[Rows from a figure dataset]
════════════════════
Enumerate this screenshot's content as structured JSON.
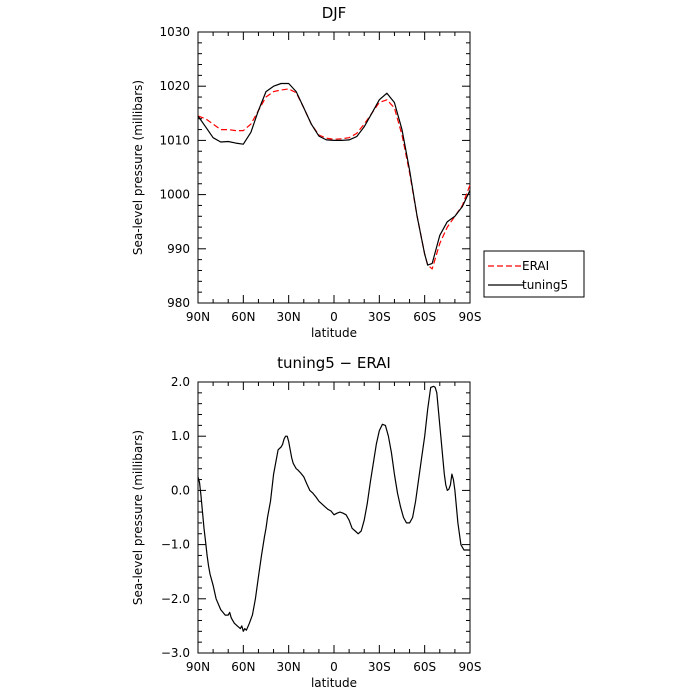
{
  "chart_data": [
    {
      "type": "line",
      "title": "DJF",
      "xlabel": "latitude",
      "ylabel": "Sea-level pressure (millibars)",
      "xlim": [
        90,
        -90
      ],
      "ylim": [
        980,
        1030
      ],
      "xticks": [
        90,
        60,
        30,
        0,
        -30,
        -60,
        -90
      ],
      "xtick_labels": [
        "90N",
        "60N",
        "30N",
        "0",
        "30S",
        "60S",
        "90S"
      ],
      "yticks": [
        980,
        990,
        1000,
        1010,
        1020,
        1030
      ],
      "ytick_labels": [
        "980",
        "990",
        "1000",
        "1010",
        "1020",
        "1030"
      ],
      "legend_position": "right",
      "series": [
        {
          "name": "ERAI",
          "color": "#ff0000",
          "dash": true,
          "x": [
            90,
            85,
            80,
            75,
            70,
            65,
            60,
            55,
            50,
            45,
            40,
            35,
            30,
            25,
            20,
            15,
            10,
            5,
            0,
            -5,
            -10,
            -15,
            -20,
            -25,
            -30,
            -35,
            -40,
            -45,
            -50,
            -55,
            -60,
            -62,
            -65,
            -70,
            -75,
            -80,
            -85,
            -90
          ],
          "y": [
            1014.5,
            1014,
            1013,
            1012,
            1012,
            1011.8,
            1011.8,
            1013,
            1015.5,
            1018,
            1019,
            1019.3,
            1019.5,
            1018.8,
            1016,
            1013,
            1011,
            1010.4,
            1010.2,
            1010.3,
            1010.5,
            1011.3,
            1013,
            1015,
            1017,
            1017.5,
            1016,
            1011,
            1004,
            996,
            989,
            987,
            986.3,
            991,
            994,
            996,
            998,
            1001.8
          ]
        },
        {
          "name": "tuning5",
          "color": "#000000",
          "dash": false,
          "x": [
            90,
            85,
            80,
            75,
            70,
            65,
            60,
            55,
            50,
            45,
            40,
            35,
            30,
            25,
            20,
            15,
            10,
            5,
            0,
            -5,
            -10,
            -15,
            -20,
            -25,
            -30,
            -35,
            -40,
            -45,
            -50,
            -55,
            -60,
            -62,
            -65,
            -70,
            -75,
            -80,
            -85,
            -90
          ],
          "y": [
            1014.5,
            1012.5,
            1010.5,
            1009.7,
            1009.8,
            1009.5,
            1009.3,
            1011.5,
            1015.5,
            1019,
            1020,
            1020.5,
            1020.5,
            1019,
            1016,
            1013,
            1010.8,
            1010.1,
            1010,
            1010,
            1010.1,
            1010.7,
            1012.5,
            1015,
            1017.5,
            1018.7,
            1017,
            1012,
            1004.5,
            996,
            989,
            987,
            987.3,
            992.5,
            995,
            996,
            997.8,
            1000.8
          ]
        }
      ]
    },
    {
      "type": "line",
      "title": "tuning5 − ERAI",
      "xlabel": "latitude",
      "ylabel": "Sea-level pressure (millibars)",
      "xlim": [
        90,
        -90
      ],
      "ylim": [
        -3,
        2
      ],
      "xticks": [
        90,
        60,
        30,
        0,
        -30,
        -60,
        -90
      ],
      "xtick_labels": [
        "90N",
        "60N",
        "30N",
        "0",
        "30S",
        "60S",
        "90S"
      ],
      "yticks": [
        -3,
        -2,
        -1,
        0,
        1,
        2
      ],
      "ytick_labels": [
        "−3.0",
        "−2.0",
        "−1.0",
        "0.0",
        "1.0",
        "2.0"
      ],
      "series": [
        {
          "color": "#000000",
          "x": [
            90,
            89,
            88,
            87,
            86,
            85,
            84,
            83,
            82,
            81,
            80,
            78,
            75,
            72,
            70,
            69,
            68,
            66,
            64,
            62,
            61,
            60,
            59,
            58,
            56,
            54,
            52,
            50,
            48,
            46,
            45,
            44,
            42,
            40,
            39,
            37,
            35,
            34,
            33,
            32,
            31,
            30,
            29,
            28,
            27,
            26,
            25,
            24,
            22,
            20,
            18,
            16,
            14,
            12,
            10,
            8,
            6,
            4,
            2,
            0,
            -2,
            -4,
            -6,
            -8,
            -10,
            -12,
            -14,
            -16,
            -18,
            -20,
            -22,
            -24,
            -26,
            -28,
            -30,
            -32,
            -34,
            -36,
            -38,
            -40,
            -42,
            -44,
            -46,
            -48,
            -50,
            -52,
            -54,
            -56,
            -58,
            -60,
            -62,
            -64,
            -66,
            -67,
            -68,
            -69,
            -70,
            -71,
            -72,
            -73,
            -74,
            -75,
            -76,
            -77,
            -78,
            -79,
            -80,
            -81,
            -82,
            -83,
            -84,
            -85,
            -86,
            -87,
            -88,
            -89,
            -90
          ],
          "y": [
            0.25,
            0.15,
            -0.1,
            -0.4,
            -0.7,
            -0.95,
            -1.2,
            -1.4,
            -1.55,
            -1.65,
            -1.75,
            -2.0,
            -2.2,
            -2.3,
            -2.3,
            -2.25,
            -2.35,
            -2.45,
            -2.5,
            -2.55,
            -2.5,
            -2.6,
            -2.55,
            -2.58,
            -2.45,
            -2.3,
            -2.0,
            -1.6,
            -1.2,
            -0.85,
            -0.7,
            -0.5,
            -0.2,
            0.3,
            0.45,
            0.75,
            0.8,
            0.85,
            0.95,
            1.0,
            1.0,
            0.9,
            0.75,
            0.6,
            0.5,
            0.45,
            0.4,
            0.38,
            0.32,
            0.25,
            0.12,
            0.0,
            -0.05,
            -0.12,
            -0.2,
            -0.25,
            -0.3,
            -0.35,
            -0.38,
            -0.45,
            -0.42,
            -0.4,
            -0.42,
            -0.45,
            -0.55,
            -0.7,
            -0.75,
            -0.8,
            -0.75,
            -0.55,
            -0.25,
            0.15,
            0.5,
            0.85,
            1.1,
            1.22,
            1.2,
            1.0,
            0.7,
            0.3,
            -0.05,
            -0.3,
            -0.5,
            -0.6,
            -0.6,
            -0.5,
            -0.2,
            0.2,
            0.6,
            1.0,
            1.5,
            1.9,
            1.92,
            1.9,
            1.8,
            1.5,
            1.2,
            0.9,
            0.6,
            0.3,
            0.1,
            0.0,
            0.02,
            0.1,
            0.3,
            0.2,
            0.0,
            -0.3,
            -0.6,
            -0.8,
            -1.0,
            -1.05,
            -1.1,
            -1.1,
            -1.1,
            -1.1,
            -1.1
          ]
        }
      ]
    }
  ]
}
════════════════════
» **What to do**:
Leave the pictures out and copy the rest of the data exactly.

» **Solution below**:
Enumerate this screenshot's content as structured JSON.
{
  "chart_data": [
    {
      "type": "line",
      "title": "DJF",
      "xlabel": "latitude",
      "ylabel": "Sea-level pressure (millibars)",
      "xlim": [
        90,
        -90
      ],
      "ylim": [
        980,
        1030
      ],
      "xticks": [
        90,
        60,
        30,
        0,
        -30,
        -60,
        -90
      ],
      "xtick_labels": [
        "90N",
        "60N",
        "30N",
        "0",
        "30S",
        "60S",
        "90S"
      ],
      "yticks": [
        980,
        990,
        1000,
        1010,
        1020,
        1030
      ],
      "ytick_labels": [
        "980",
        "990",
        "1000",
        "1010",
        "1020",
        "1030"
      ],
      "legend_position": "right",
      "series": [
        {
          "name": "ERAI",
          "color": "#ff0000",
          "dash": true,
          "x": [
            90,
            85,
            80,
            75,
            70,
            65,
            60,
            55,
            50,
            45,
            40,
            35,
            30,
            25,
            20,
            15,
            10,
            5,
            0,
            -5,
            -10,
            -15,
            -20,
            -25,
            -30,
            -35,
            -40,
            -45,
            -50,
            -55,
            -60,
            -62,
            -65,
            -70,
            -75,
            -80,
            -85,
            -90
          ],
          "y": [
            1014.5,
            1014,
            1013,
            1012,
            1012,
            1011.8,
            1011.8,
            1013,
            1015.5,
            1018,
            1019,
            1019.3,
            1019.5,
            1018.8,
            1016,
            1013,
            1011,
            1010.4,
            1010.2,
            1010.3,
            1010.5,
            1011.3,
            1013,
            1015,
            1017,
            1017.5,
            1016,
            1011,
            1004,
            996,
            989,
            987,
            986.3,
            991,
            994,
            996,
            998,
            1001.8
          ]
        },
        {
          "name": "tuning5",
          "color": "#000000",
          "dash": false,
          "x": [
            90,
            85,
            80,
            75,
            70,
            65,
            60,
            55,
            50,
            45,
            40,
            35,
            30,
            25,
            20,
            15,
            10,
            5,
            0,
            -5,
            -10,
            -15,
            -20,
            -25,
            -30,
            -35,
            -40,
            -45,
            -50,
            -55,
            -60,
            -62,
            -65,
            -70,
            -75,
            -80,
            -85,
            -90
          ],
          "y": [
            1014.5,
            1012.5,
            1010.5,
            1009.7,
            1009.8,
            1009.5,
            1009.3,
            1011.5,
            1015.5,
            1019,
            1020,
            1020.5,
            1020.5,
            1019,
            1016,
            1013,
            1010.8,
            1010.1,
            1010,
            1010,
            1010.1,
            1010.7,
            1012.5,
            1015,
            1017.5,
            1018.7,
            1017,
            1012,
            1004.5,
            996,
            989,
            987,
            987.3,
            992.5,
            995,
            996,
            997.8,
            1000.8
          ]
        }
      ]
    },
    {
      "type": "line",
      "title": "tuning5 − ERAI",
      "xlabel": "latitude",
      "ylabel": "Sea-level pressure (millibars)",
      "xlim": [
        90,
        -90
      ],
      "ylim": [
        -3,
        2
      ],
      "xticks": [
        90,
        60,
        30,
        0,
        -30,
        -60,
        -90
      ],
      "xtick_labels": [
        "90N",
        "60N",
        "30N",
        "0",
        "30S",
        "60S",
        "90S"
      ],
      "yticks": [
        -3,
        -2,
        -1,
        0,
        1,
        2
      ],
      "ytick_labels": [
        "−3.0",
        "−2.0",
        "−1.0",
        "0.0",
        "1.0",
        "2.0"
      ],
      "series": [
        {
          "color": "#000000",
          "x": [
            90,
            89,
            88,
            87,
            86,
            85,
            84,
            83,
            82,
            81,
            80,
            78,
            75,
            72,
            70,
            69,
            68,
            66,
            64,
            62,
            61,
            60,
            59,
            58,
            56,
            54,
            52,
            50,
            48,
            46,
            45,
            44,
            42,
            40,
            39,
            37,
            35,
            34,
            33,
            32,
            31,
            30,
            29,
            28,
            27,
            26,
            25,
            24,
            22,
            20,
            18,
            16,
            14,
            12,
            10,
            8,
            6,
            4,
            2,
            0,
            -2,
            -4,
            -6,
            -8,
            -10,
            -12,
            -14,
            -16,
            -18,
            -20,
            -22,
            -24,
            -26,
            -28,
            -30,
            -32,
            -34,
            -36,
            -38,
            -40,
            -42,
            -44,
            -46,
            -48,
            -50,
            -52,
            -54,
            -56,
            -58,
            -60,
            -62,
            -64,
            -66,
            -67,
            -68,
            -69,
            -70,
            -71,
            -72,
            -73,
            -74,
            -75,
            -76,
            -77,
            -78,
            -79,
            -80,
            -81,
            -82,
            -83,
            -84,
            -85,
            -86,
            -87,
            -88,
            -89,
            -90
          ],
          "y": [
            0.25,
            0.15,
            -0.1,
            -0.4,
            -0.7,
            -0.95,
            -1.2,
            -1.4,
            -1.55,
            -1.65,
            -1.75,
            -2.0,
            -2.2,
            -2.3,
            -2.3,
            -2.25,
            -2.35,
            -2.45,
            -2.5,
            -2.55,
            -2.5,
            -2.6,
            -2.55,
            -2.58,
            -2.45,
            -2.3,
            -2.0,
            -1.6,
            -1.2,
            -0.85,
            -0.7,
            -0.5,
            -0.2,
            0.3,
            0.45,
            0.75,
            0.8,
            0.85,
            0.95,
            1.0,
            1.0,
            0.9,
            0.75,
            0.6,
            0.5,
            0.45,
            0.4,
            0.38,
            0.32,
            0.25,
            0.12,
            0.0,
            -0.05,
            -0.12,
            -0.2,
            -0.25,
            -0.3,
            -0.35,
            -0.38,
            -0.45,
            -0.42,
            -0.4,
            -0.42,
            -0.45,
            -0.55,
            -0.7,
            -0.75,
            -0.8,
            -0.75,
            -0.55,
            -0.25,
            0.15,
            0.5,
            0.85,
            1.1,
            1.22,
            1.2,
            1.0,
            0.7,
            0.3,
            -0.05,
            -0.3,
            -0.5,
            -0.6,
            -0.6,
            -0.5,
            -0.2,
            0.2,
            0.6,
            1.0,
            1.5,
            1.9,
            1.92,
            1.9,
            1.8,
            1.5,
            1.2,
            0.9,
            0.6,
            0.3,
            0.1,
            0.0,
            0.02,
            0.1,
            0.3,
            0.2,
            0.0,
            -0.3,
            -0.6,
            -0.8,
            -1.0,
            -1.05,
            -1.1,
            -1.1,
            -1.1,
            -1.1,
            -1.1
          ]
        }
      ]
    }
  ]
}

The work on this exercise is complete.